**DATA FOR PROCESSING**
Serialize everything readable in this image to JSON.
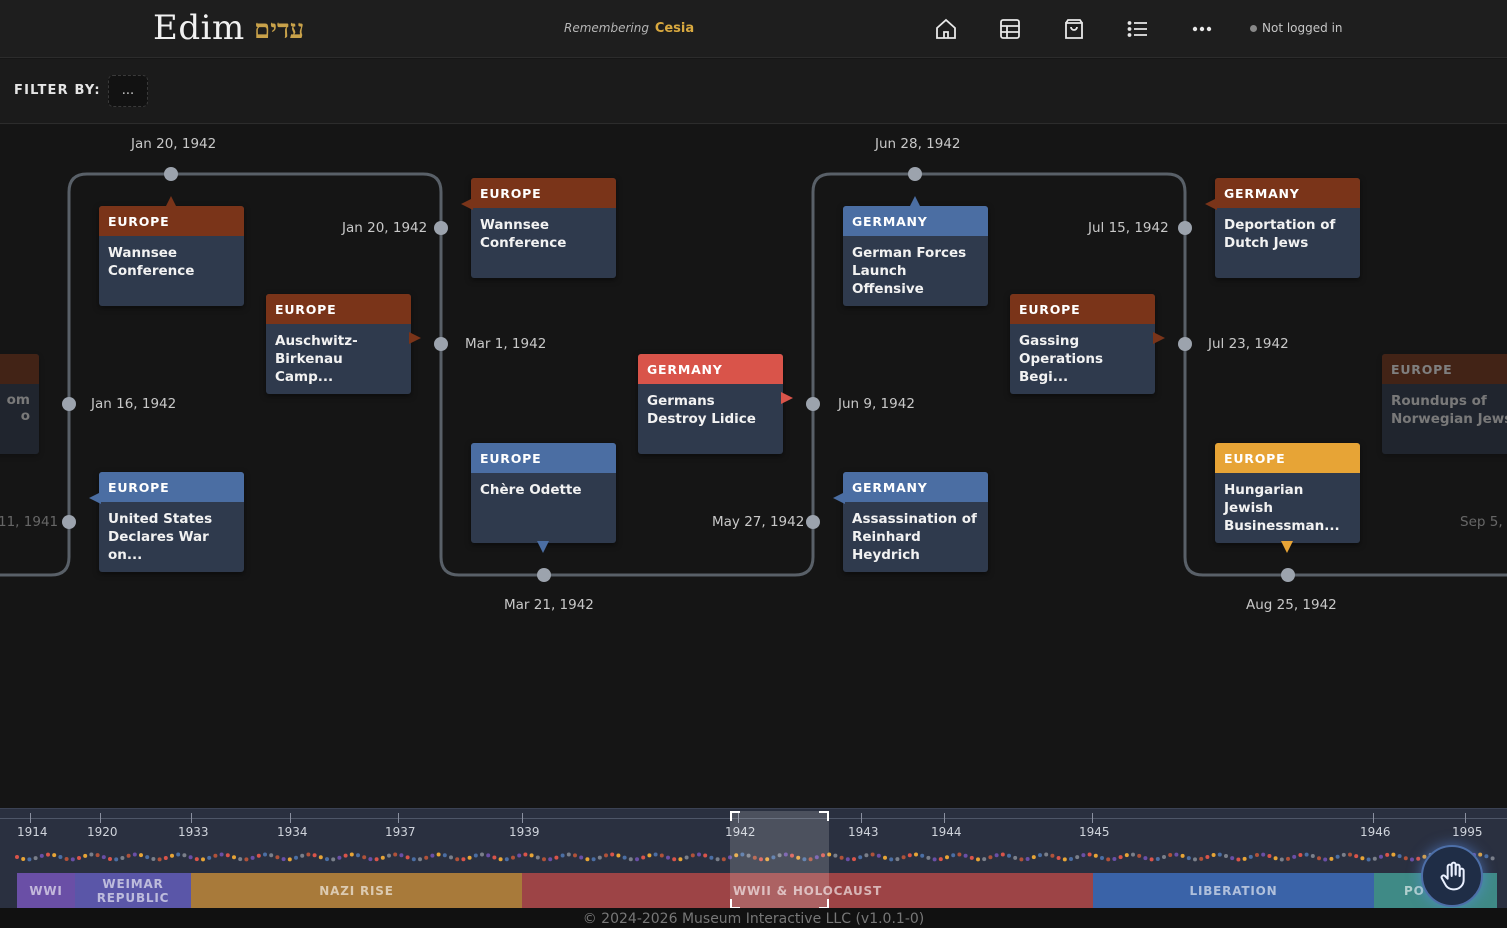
{
  "header": {
    "brand": "Edim",
    "brand_hebrew": "עדים",
    "remembering_label": "Remembering",
    "remembering_name": "Cesia",
    "login_status": "Not logged in",
    "nav_icons": [
      "home-icon",
      "catalog-icon",
      "shopping-bag-icon",
      "list-icon",
      "more-icon"
    ]
  },
  "filter": {
    "label": "FILTER BY:",
    "button": "..."
  },
  "timeline": {
    "dates": [
      "Jan 20, 1942",
      "Jan 20, 1942",
      "Mar 1, 1942",
      "Jan 16, 1942",
      "11, 1941",
      "Mar 21, 1942",
      "Jun 28, 1942",
      "Jun 9, 1942",
      "May 27, 1942",
      "Jul 15, 1942",
      "Jul 23, 1942",
      "Aug 25, 1942",
      "Sep 5,"
    ],
    "cards": [
      {
        "category": "EUROPE",
        "title": "Wannsee Conference",
        "color": "#7a3419"
      },
      {
        "category": "EUROPE",
        "title": "Wannsee Conference",
        "color": "#7a3419"
      },
      {
        "category": "EUROPE",
        "title": "Auschwitz-Birkenau Camp...",
        "color": "#7a3419"
      },
      {
        "category": "GERMANY",
        "title": "Germans Destroy Lidice",
        "color": "#d9544a"
      },
      {
        "category": "EUROPE",
        "title": "United States Declares War on...",
        "color": "#4b6ea3"
      },
      {
        "category": "EUROPE",
        "title": "Chère Odette",
        "color": "#4b6ea3"
      },
      {
        "category": "GERMANY",
        "title": "German Forces Launch Offensive",
        "color": "#4b6ea3"
      },
      {
        "category": "GERMANY",
        "title": "Assassination of Reinhard Heydrich",
        "color": "#4b6ea3"
      },
      {
        "category": "GERMANY",
        "title": "Deportation of Dutch Jews",
        "color": "#7a3419"
      },
      {
        "category": "EUROPE",
        "title": "Gassing Operations Begi...",
        "color": "#7a3419"
      },
      {
        "category": "EUROPE",
        "title": "Hungarian Jewish Businessman...",
        "color": "#e7a436"
      },
      {
        "category": "EUROPE",
        "title": "Roundups of Norwegian Jews",
        "color": "#7a3419"
      },
      {
        "category": "",
        "title": "om\no",
        "color": "#7a3419"
      }
    ]
  },
  "minimap": {
    "years": [
      "1914",
      "1920",
      "1933",
      "1934",
      "1937",
      "1939",
      "1942",
      "1943",
      "1944",
      "1945",
      "1946",
      "1995"
    ],
    "eras": [
      {
        "name": "WWI",
        "color": "#6a4fa6"
      },
      {
        "name": "WEIMAR REPUBLIC",
        "color": "#5a56a8"
      },
      {
        "name": "NAZI RISE",
        "color": "#a87a3a"
      },
      {
        "name": "WWII & HOLOCAUST",
        "color": "#9d4446"
      },
      {
        "name": "LIBERATION",
        "color": "#3a63a8"
      },
      {
        "name": "PO",
        "color": "#3f8a86"
      }
    ],
    "hand_icon": "hand-pointer-icon"
  },
  "footer": {
    "copyright": "© 2024-2026 Museum Interactive LLC (v1.0.1-0)"
  }
}
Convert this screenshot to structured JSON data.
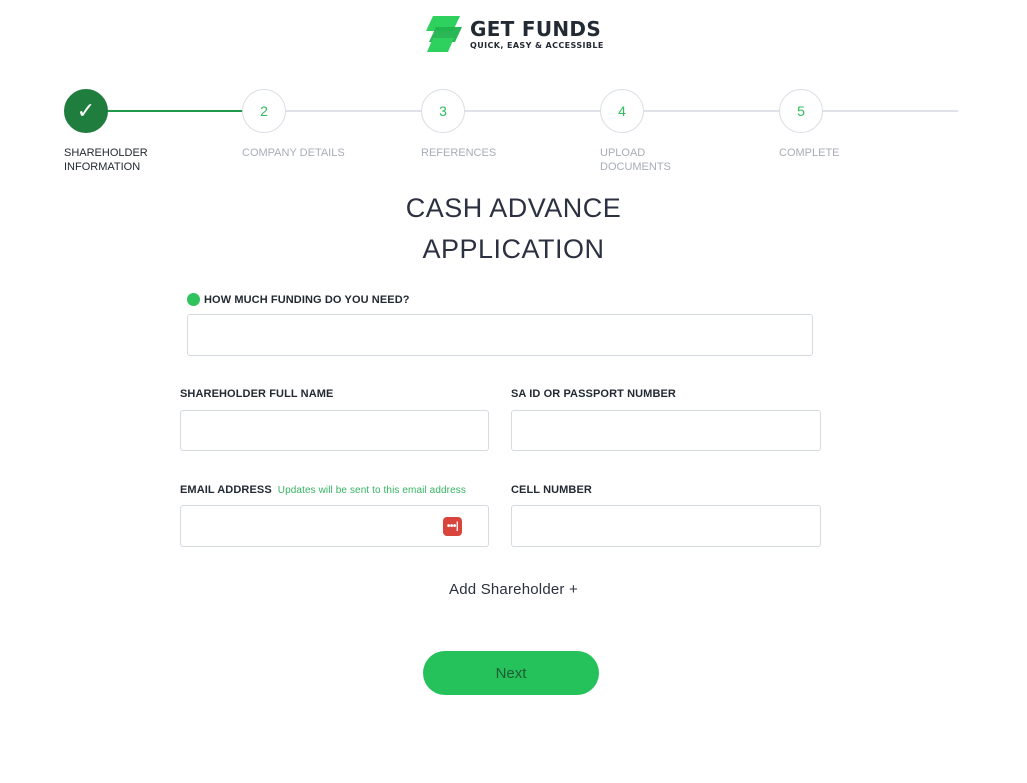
{
  "brand": {
    "name": "GET FUNDS",
    "tagline": "QUICK, EASY & ACCESSIBLE",
    "logo_icon": "stacked-cards-icon",
    "accent_color": "#25c25b",
    "dark_green": "#1f7d3e"
  },
  "stepper": {
    "steps": [
      {
        "number": "✓",
        "label": "SHAREHOLDER INFORMATION",
        "state": "completed"
      },
      {
        "number": "2",
        "label": "COMPANY DETAILS",
        "state": "upcoming"
      },
      {
        "number": "3",
        "label": "REFERENCES",
        "state": "upcoming"
      },
      {
        "number": "4",
        "label": "UPLOAD DOCUMENTS",
        "state": "upcoming"
      },
      {
        "number": "5",
        "label": "COMPLETE",
        "state": "upcoming"
      }
    ]
  },
  "form": {
    "title_line1": "CASH ADVANCE",
    "title_line2": "APPLICATION",
    "funding": {
      "label": "HOW MUCH FUNDING DO YOU NEED?",
      "value": ""
    },
    "shareholder_name": {
      "label": "SHAREHOLDER FULL NAME",
      "value": ""
    },
    "id_number": {
      "label": "SA ID OR PASSPORT NUMBER",
      "value": ""
    },
    "email": {
      "label": "EMAIL ADDRESS",
      "hint": "Updates will be sent to this email address",
      "value": "",
      "icon": "password-manager-icon"
    },
    "cell": {
      "label": "CELL NUMBER",
      "value": ""
    },
    "add_shareholder": "Add Shareholder +",
    "next_label": "Next"
  }
}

**EXERCISE REQUIREMENTS**
Write the full listing out again with every line unchanged, but include no pictures.

**OUTPUT FOR THIS EXERCISE**
Serialize everything readable in this image to JSON.
{
  "header": {
    "brand": "Edim",
    "brand_hebrew": "עדים",
    "remembering_label": "Remembering",
    "remembering_name": "Cesia",
    "login_status": "Not logged in",
    "nav_icons": [
      "home-icon",
      "catalog-icon",
      "shopping-bag-icon",
      "list-icon",
      "more-icon"
    ]
  },
  "filter": {
    "label": "FILTER BY:",
    "button": "..."
  },
  "timeline": {
    "dates": [
      "Jan 20, 1942",
      "Jan 20, 1942",
      "Mar 1, 1942",
      "Jan 16, 1942",
      "11, 1941",
      "Mar 21, 1942",
      "Jun 28, 1942",
      "Jun 9, 1942",
      "May 27, 1942",
      "Jul 15, 1942",
      "Jul 23, 1942",
      "Aug 25, 1942",
      "Sep 5,"
    ],
    "cards": [
      {
        "category": "EUROPE",
        "title": "Wannsee Conference",
        "color": "#7a3419"
      },
      {
        "category": "EUROPE",
        "title": "Wannsee Conference",
        "color": "#7a3419"
      },
      {
        "category": "EUROPE",
        "title": "Auschwitz-Birkenau Camp...",
        "color": "#7a3419"
      },
      {
        "category": "GERMANY",
        "title": "Germans Destroy Lidice",
        "color": "#d9544a"
      },
      {
        "category": "EUROPE",
        "title": "United States Declares War on...",
        "color": "#4b6ea3"
      },
      {
        "category": "EUROPE",
        "title": "Chère Odette",
        "color": "#4b6ea3"
      },
      {
        "category": "GERMANY",
        "title": "German Forces Launch Offensive",
        "color": "#4b6ea3"
      },
      {
        "category": "GERMANY",
        "title": "Assassination of Reinhard Heydrich",
        "color": "#4b6ea3"
      },
      {
        "category": "GERMANY",
        "title": "Deportation of Dutch Jews",
        "color": "#7a3419"
      },
      {
        "category": "EUROPE",
        "title": "Gassing Operations Begi...",
        "color": "#7a3419"
      },
      {
        "category": "EUROPE",
        "title": "Hungarian Jewish Businessman...",
        "color": "#e7a436"
      },
      {
        "category": "EUROPE",
        "title": "Roundups of Norwegian Jews",
        "color": "#7a3419"
      },
      {
        "category": "",
        "title": "om\no",
        "color": "#7a3419"
      }
    ]
  },
  "minimap": {
    "years": [
      "1914",
      "1920",
      "1933",
      "1934",
      "1937",
      "1939",
      "1942",
      "1943",
      "1944",
      "1945",
      "1946",
      "1995"
    ],
    "eras": [
      {
        "name": "WWI",
        "color": "#6a4fa6"
      },
      {
        "name": "WEIMAR REPUBLIC",
        "color": "#5a56a8"
      },
      {
        "name": "NAZI RISE",
        "color": "#a87a3a"
      },
      {
        "name": "WWII & HOLOCAUST",
        "color": "#9d4446"
      },
      {
        "name": "LIBERATION",
        "color": "#3a63a8"
      },
      {
        "name": "PO",
        "color": "#3f8a86"
      }
    ],
    "hand_icon": "hand-pointer-icon"
  },
  "footer": {
    "copyright": "© 2024-2026 Museum Interactive LLC (v1.0.1-0)"
  }
}
Convert this screenshot to structured JSON data.
{
  "brand": {
    "name": "GET FUNDS",
    "tagline": "QUICK, EASY & ACCESSIBLE",
    "logo_icon": "stacked-cards-icon",
    "accent_color": "#25c25b",
    "dark_green": "#1f7d3e"
  },
  "stepper": {
    "steps": [
      {
        "number": "✓",
        "label": "SHAREHOLDER INFORMATION",
        "state": "completed"
      },
      {
        "number": "2",
        "label": "COMPANY DETAILS",
        "state": "upcoming"
      },
      {
        "number": "3",
        "label": "REFERENCES",
        "state": "upcoming"
      },
      {
        "number": "4",
        "label": "UPLOAD DOCUMENTS",
        "state": "upcoming"
      },
      {
        "number": "5",
        "label": "COMPLETE",
        "state": "upcoming"
      }
    ]
  },
  "form": {
    "title_line1": "CASH ADVANCE",
    "title_line2": "APPLICATION",
    "funding": {
      "label": "HOW MUCH FUNDING DO YOU NEED?",
      "value": ""
    },
    "shareholder_name": {
      "label": "SHAREHOLDER FULL NAME",
      "value": ""
    },
    "id_number": {
      "label": "SA ID OR PASSPORT NUMBER",
      "value": ""
    },
    "email": {
      "label": "EMAIL ADDRESS",
      "hint": "Updates will be sent to this email address",
      "value": "",
      "icon": "password-manager-icon"
    },
    "cell": {
      "label": "CELL NUMBER",
      "value": ""
    },
    "add_shareholder": "Add Shareholder +",
    "next_label": "Next"
  }
}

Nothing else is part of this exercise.